Work to complete: Take all the material and copy it exactly.

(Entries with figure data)
┌────────

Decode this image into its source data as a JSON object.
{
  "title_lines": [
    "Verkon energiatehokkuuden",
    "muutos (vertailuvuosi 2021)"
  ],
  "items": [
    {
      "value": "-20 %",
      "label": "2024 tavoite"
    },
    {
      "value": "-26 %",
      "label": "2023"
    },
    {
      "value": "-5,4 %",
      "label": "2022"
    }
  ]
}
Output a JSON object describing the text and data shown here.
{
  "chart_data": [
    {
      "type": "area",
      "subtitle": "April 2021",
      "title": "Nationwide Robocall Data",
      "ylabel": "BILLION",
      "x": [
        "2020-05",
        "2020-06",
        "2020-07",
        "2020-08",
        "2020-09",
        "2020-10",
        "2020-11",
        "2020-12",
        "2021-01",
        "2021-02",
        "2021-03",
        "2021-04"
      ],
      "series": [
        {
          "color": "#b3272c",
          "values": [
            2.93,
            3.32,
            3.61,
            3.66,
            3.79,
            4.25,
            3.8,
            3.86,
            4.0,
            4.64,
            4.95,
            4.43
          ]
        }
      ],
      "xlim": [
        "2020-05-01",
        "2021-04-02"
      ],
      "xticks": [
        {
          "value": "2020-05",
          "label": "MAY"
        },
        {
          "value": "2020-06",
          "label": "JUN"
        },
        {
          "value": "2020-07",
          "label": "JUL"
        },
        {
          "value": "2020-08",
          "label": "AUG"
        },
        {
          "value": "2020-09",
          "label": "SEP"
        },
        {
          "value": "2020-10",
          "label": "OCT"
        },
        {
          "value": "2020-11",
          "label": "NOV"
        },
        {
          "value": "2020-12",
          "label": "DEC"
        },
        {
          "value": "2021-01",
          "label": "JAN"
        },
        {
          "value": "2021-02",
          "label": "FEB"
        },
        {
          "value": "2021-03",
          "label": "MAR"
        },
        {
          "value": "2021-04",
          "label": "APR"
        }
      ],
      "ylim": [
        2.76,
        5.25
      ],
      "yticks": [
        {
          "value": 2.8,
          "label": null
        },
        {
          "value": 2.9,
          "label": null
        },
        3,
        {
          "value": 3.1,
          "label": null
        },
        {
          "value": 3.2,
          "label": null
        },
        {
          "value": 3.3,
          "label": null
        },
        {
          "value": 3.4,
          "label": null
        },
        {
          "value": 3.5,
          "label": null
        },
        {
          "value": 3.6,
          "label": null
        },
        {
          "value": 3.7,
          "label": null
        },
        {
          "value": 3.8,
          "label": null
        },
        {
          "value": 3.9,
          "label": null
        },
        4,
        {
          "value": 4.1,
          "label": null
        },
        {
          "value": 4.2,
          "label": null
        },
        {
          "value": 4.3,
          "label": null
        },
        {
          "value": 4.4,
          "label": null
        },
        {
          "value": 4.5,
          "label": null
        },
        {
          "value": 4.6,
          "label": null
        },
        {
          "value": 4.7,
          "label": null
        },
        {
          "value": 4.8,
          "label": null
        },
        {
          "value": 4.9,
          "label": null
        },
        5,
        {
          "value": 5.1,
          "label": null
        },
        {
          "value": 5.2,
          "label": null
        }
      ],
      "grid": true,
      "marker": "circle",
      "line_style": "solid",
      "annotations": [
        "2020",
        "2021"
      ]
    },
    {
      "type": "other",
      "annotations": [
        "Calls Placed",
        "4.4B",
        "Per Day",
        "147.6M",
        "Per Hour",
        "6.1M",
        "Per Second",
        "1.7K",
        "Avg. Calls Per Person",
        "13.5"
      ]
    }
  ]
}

└────────

Task output:
Decode this image into its source data as a JSON object.
{
  "title_lines": [
    "Verkon energiatehokkuuden",
    "muutos (vertailuvuosi 2021)"
  ],
  "items": [
    {
      "value": "-20 %",
      "label": "2024 tavoite"
    },
    {
      "value": "-26 %",
      "label": "2023"
    },
    {
      "value": "-5,4 %",
      "label": "2022"
    }
  ]
}
Output a JSON object describing the text and data shown here.
{
  "chart_data": [
    {
      "type": "area",
      "subtitle": "April 2021",
      "title": "Nationwide Robocall Data",
      "ylabel": "BILLION",
      "x": [
        "2020-05",
        "2020-06",
        "2020-07",
        "2020-08",
        "2020-09",
        "2020-10",
        "2020-11",
        "2020-12",
        "2021-01",
        "2021-02",
        "2021-03",
        "2021-04"
      ],
      "series": [
        {
          "color": "#b3272c",
          "values": [
            2.93,
            3.32,
            3.61,
            3.66,
            3.79,
            4.25,
            3.8,
            3.86,
            4.0,
            4.64,
            4.95,
            4.43
          ]
        }
      ],
      "xlim": [
        "2020-05-01",
        "2021-04-02"
      ],
      "xticks": [
        {
          "value": "2020-05",
          "label": "MAY"
        },
        {
          "value": "2020-06",
          "label": "JUN"
        },
        {
          "value": "2020-07",
          "label": "JUL"
        },
        {
          "value": "2020-08",
          "label": "AUG"
        },
        {
          "value": "2020-09",
          "label": "SEP"
        },
        {
          "value": "2020-10",
          "label": "OCT"
        },
        {
          "value": "2020-11",
          "label": "NOV"
        },
        {
          "value": "2020-12",
          "label": "DEC"
        },
        {
          "value": "2021-01",
          "label": "JAN"
        },
        {
          "value": "2021-02",
          "label": "FEB"
        },
        {
          "value": "2021-03",
          "label": "MAR"
        },
        {
          "value": "2021-04",
          "label": "APR"
        }
      ],
      "ylim": [
        2.76,
        5.25
      ],
      "yticks": [
        {
          "value": 2.8,
          "label": null
        },
        {
          "value": 2.9,
          "label": null
        },
        3,
        {
          "value": 3.1,
          "label": null
        },
        {
          "value": 3.2,
          "label": null
        },
        {
          "value": 3.3,
          "label": null
        },
        {
          "value": 3.4,
          "label": null
        },
        {
          "value": 3.5,
          "label": null
        },
        {
          "value": 3.6,
          "label": null
        },
        {
          "value": 3.7,
          "label": null
        },
        {
          "value": 3.8,
          "label": null
        },
        {
          "value": 3.9,
          "label": null
        },
        4,
        {
          "value": 4.1,
          "label": null
        },
        {
          "value": 4.2,
          "label": null
        },
        {
          "value": 4.3,
          "label": null
        },
        {
          "value": 4.4,
          "label": null
        },
        {
          "value": 4.5,
          "label": null
        },
        {
          "value": 4.6,
          "label": null
        },
        {
          "value": 4.7,
          "label": null
        },
        {
          "value": 4.8,
          "label": null
        },
        {
          "value": 4.9,
          "label": null
        },
        5,
        {
          "value": 5.1,
          "label": null
        },
        {
          "value": 5.2,
          "label": null
        }
      ],
      "grid": true,
      "marker": "circle",
      "line_style": "solid",
      "annotations": [
        "2020",
        "2021"
      ]
    },
    {
      "type": "other",
      "annotations": [
        "Calls Placed",
        "4.4B",
        "Per Day",
        "147.6M",
        "Per Hour",
        "6.1M",
        "Per Second",
        "1.7K",
        "Avg. Calls Per Person",
        "13.5"
      ]
    }
  ]
}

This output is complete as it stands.